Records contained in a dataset
════════════════
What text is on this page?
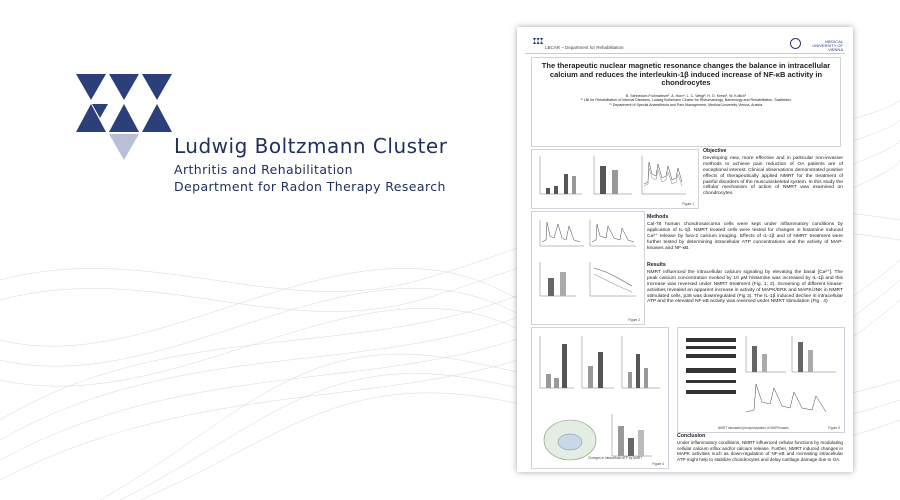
Ludwig Boltzmann Cluster
Arthritis and Rehabilitation
Department for Radon Therapy Research
LBCAR – Department for Rehabilitation
MEDICAL UNIVERSITY OF VIENNA
The therapeutic nuclear magnetic resonance changes the balance in intracellular calcium and reduces the interleukin-1β induced increase of NF-κB activity in chondrocytes
B. Steinecker-Frohnwieser¹, A. Horn¹, L. C. Weigl², H. G. Kress², W. Kullich¹
¹⁾ LBI for Rehabilitation of Internal Diseases, Ludwig Boltzmann Cluster for Rheumatology, Balneology and Rehabilitation, Saalfelden
²⁾ Department of Special Anaesthesia and Pain Management, Medical University Vienna, Austria
Figure 1
Objective
Developing new, more effective and in particular non-invasive methods to achieve pain reduction of OA patients are of exceptional interest. Clinical observations demonstrated positive effects of therapeutically applied NMRT for the treatment of painful disorders of the musculoskeletal system. In this study the cellular mechanism of action of NMRT was examined on chondrocytes.
Methods
Cal-78 human chondrosarcoma cells were kept under inflammatory conditions by application of IL-1β. NMRT treated cells were tested for changes in histamine induced Ca²⁺ release by fura-2 calcium imaging. Effects of IL-1β and of NMRT treatment were further tested by determining intracellular ATP concentrations and the activity of MAP-kinases and NF-κB.
Figure 2
Results
NMRT influenced the intracellular calcium signaling by elevating the basal [Ca²⁺]. The peak calcium concentration evoked by 10 µM histamine was increased by IL-1β and this increase was reversed under NMRT treatment (Fig. 1; 2). Screening of different kinase-activities revealed an apparent increase in activity of MAPK/ERK and MAPK/JNK in NMRT stimulated cells, p38 was downregulated (Fig 3). The IL-1β induced decline in intracellular ATP and the elevated NF-κB activity was reversed under NMRT stimulation (Fig . 4)
Changes in intracellular ATP by NMRT
Figure 4
NMRT stimulated phosphorylation of MAPKinases	Figure 5
Conclusion
Under inflammatory conditions, NMRT influenced cellular functions by modulating cellular calcium influx and/or calcium release. Further, NMRT induced changes in MAPK activities such as down-regulation of NF-κB and increasing intracellular ATP might help to stabilize chondrocytes and delay cartilage damage due to OA.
════════════════
*What the task requires*. An exact restatement of every record is required. Omit the images.

*Exercise solution*.
What text is on this page?
Ludwig Boltzmann Cluster
Arthritis and Rehabilitation
Department for Radon Therapy Research
LBCAR – Department for Rehabilitation
MEDICAL UNIVERSITY OF VIENNA
The therapeutic nuclear magnetic resonance changes the balance in intracellular calcium and reduces the interleukin-1β induced increase of NF-κB activity in chondrocytes
B. Steinecker-Frohnwieser¹, A. Horn¹, L. C. Weigl², H. G. Kress², W. Kullich¹
¹⁾ LBI for Rehabilitation of Internal Diseases, Ludwig Boltzmann Cluster for Rheumatology, Balneology and Rehabilitation, Saalfelden
²⁾ Department of Special Anaesthesia and Pain Management, Medical University Vienna, Austria
Figure 1
Objective
Developing new, more effective and in particular non-invasive methods to achieve pain reduction of OA patients are of exceptional interest. Clinical observations demonstrated positive effects of therapeutically applied NMRT for the treatment of painful disorders of the musculoskeletal system. In this study the cellular mechanism of action of NMRT was examined on chondrocytes.
Methods
Cal-78 human chondrosarcoma cells were kept under inflammatory conditions by application of IL-1β. NMRT treated cells were tested for changes in histamine induced Ca²⁺ release by fura-2 calcium imaging. Effects of IL-1β and of NMRT treatment were further tested by determining intracellular ATP concentrations and the activity of MAP-kinases and NF-κB.
Figure 2
Results
NMRT influenced the intracellular calcium signaling by elevating the basal [Ca²⁺]. The peak calcium concentration evoked by 10 µM histamine was increased by IL-1β and this increase was reversed under NMRT treatment (Fig. 1; 2). Screening of different kinase-activities revealed an apparent increase in activity of MAPK/ERK and MAPK/JNK in NMRT stimulated cells, p38 was downregulated (Fig 3). The IL-1β induced decline in intracellular ATP and the elevated NF-κB activity was reversed under NMRT stimulation (Fig . 4)
Changes in intracellular ATP by NMRT
Figure 4
NMRT stimulated phosphorylation of MAPKinases	Figure 5
Conclusion
Under inflammatory conditions, NMRT influenced cellular functions by modulating cellular calcium influx and/or calcium release. Further, NMRT induced changes in MAPK activities such as down-regulation of NF-κB and increasing intracellular ATP might help to stabilize chondrocytes and delay cartilage damage due to OA.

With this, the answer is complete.